→ **DATA FOR PROCESSING**

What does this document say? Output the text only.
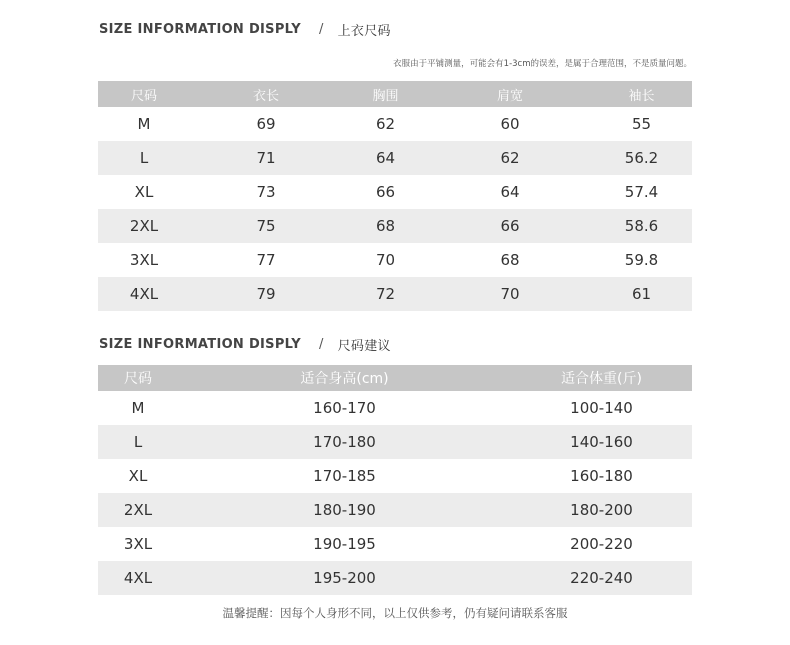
SIZE INFORMATION DISPLY / 上衣尺码
衣服由于平铺测量，可能会有1-3cm的误差，是属于合理范围，不是质量问题。
尺码	衣长	胸围	肩宽	袖长
M	69	62	60	55
L	71	64	62	56.2
XL	73	66	64	57.4
2XL	75	68	66	58.6
3XL	77	70	68	59.8
4XL	79	72	70	61
SIZE INFORMATION DISPLY / 尺码建议
尺码	适合身高(cm)	适合体重(斤)
M	160-170	100-140
L	170-180	140-160
XL	170-185	160-180
2XL	180-190	180-200
3XL	190-195	200-220
4XL	195-200	220-240
温馨提醒：因每个人身形不同，以上仅供参考，仍有疑问请联系客服
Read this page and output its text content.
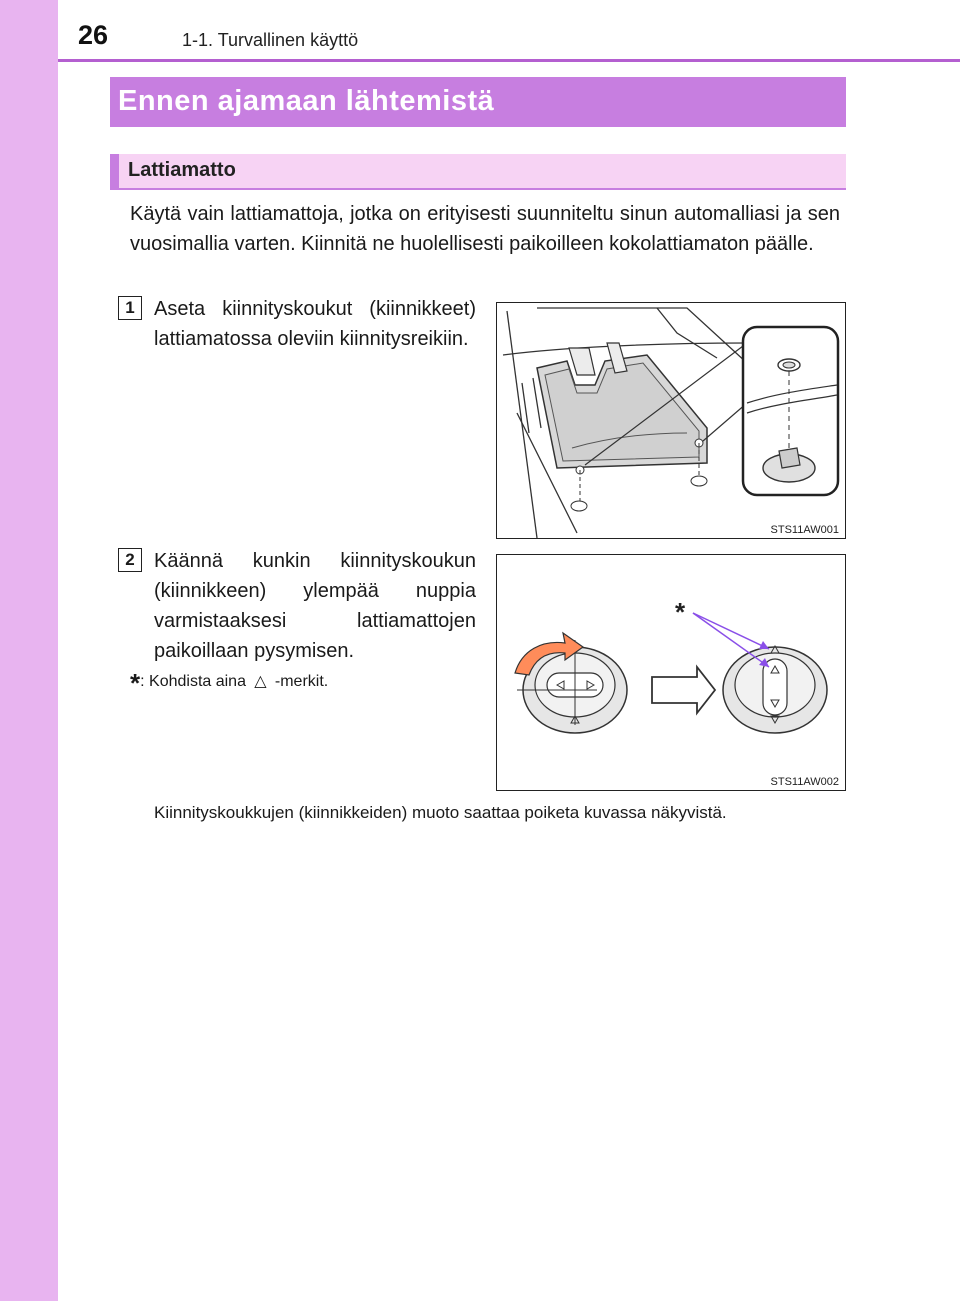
26	1-1. Turvallinen käyttö
Ennen ajamaan lähtemistä
Lattiamatto
Käytä vain lattiamattoja, jotka on erityisesti suunniteltu sinun automalliasi ja sen vuosimallia varten. Kiinnitä ne huolellisesti paikoilleen kokolattiamaton päälle.
1 Aseta kiinnityskoukut (kiinnikkeet) lattiamatossa oleviin kiinnitysreikiin.
2 Käännä kunkin kiinnityskoukun (kiinnikkeen) ylempää nuppia varmistaaksesi lattiamattojen paikoillaan pysymisen.
*: Kohdista aina △ -merkit.
Kiinnityskoukkujen (kiinnikkeiden) muoto saattaa poiketa kuvassa näkyvistä.
STS11AW001
*
STS11AW002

→ **EXERCISE DETAILS**
The records above must be transcribed exactly. Pictures are left out of the copy.

→ **FINISHED EXERCISE**
What does this document say? Output the text only.
SIZE INFORMATION DISPLY / 上衣尺码
衣服由于平铺测量，可能会有1-3cm的误差，是属于合理范围，不是质量问题。
尺码	衣长	胸围	肩宽	袖长
M	69	62	60	55
L	71	64	62	56.2
XL	73	66	64	57.4
2XL	75	68	66	58.6
3XL	77	70	68	59.8
4XL	79	72	70	61
SIZE INFORMATION DISPLY / 尺码建议
尺码	适合身高(cm)	适合体重(斤)
M	160-170	100-140
L	170-180	140-160
XL	170-185	160-180
2XL	180-190	180-200
3XL	190-195	200-220
4XL	195-200	220-240
温馨提醒：因每个人身形不同，以上仅供参考，仍有疑问请联系客服
Read this page and output its text content.
26	1-1. Turvallinen käyttö
Ennen ajamaan lähtemistä
Lattiamatto
Käytä vain lattiamattoja, jotka on erityisesti suunniteltu sinun automalliasi ja sen vuosimallia varten. Kiinnitä ne huolellisesti paikoilleen kokolattiamaton päälle.
1 Aseta kiinnityskoukut (kiinnikkeet) lattiamatossa oleviin kiinnitysreikiin.
2 Käännä kunkin kiinnityskoukun (kiinnikkeen) ylempää nuppia varmistaaksesi lattiamattojen paikoillaan pysymisen.
*: Kohdista aina △ -merkit.
Kiinnityskoukkujen (kiinnikkeiden) muoto saattaa poiketa kuvassa näkyvistä.
STS11AW001
*
STS11AW002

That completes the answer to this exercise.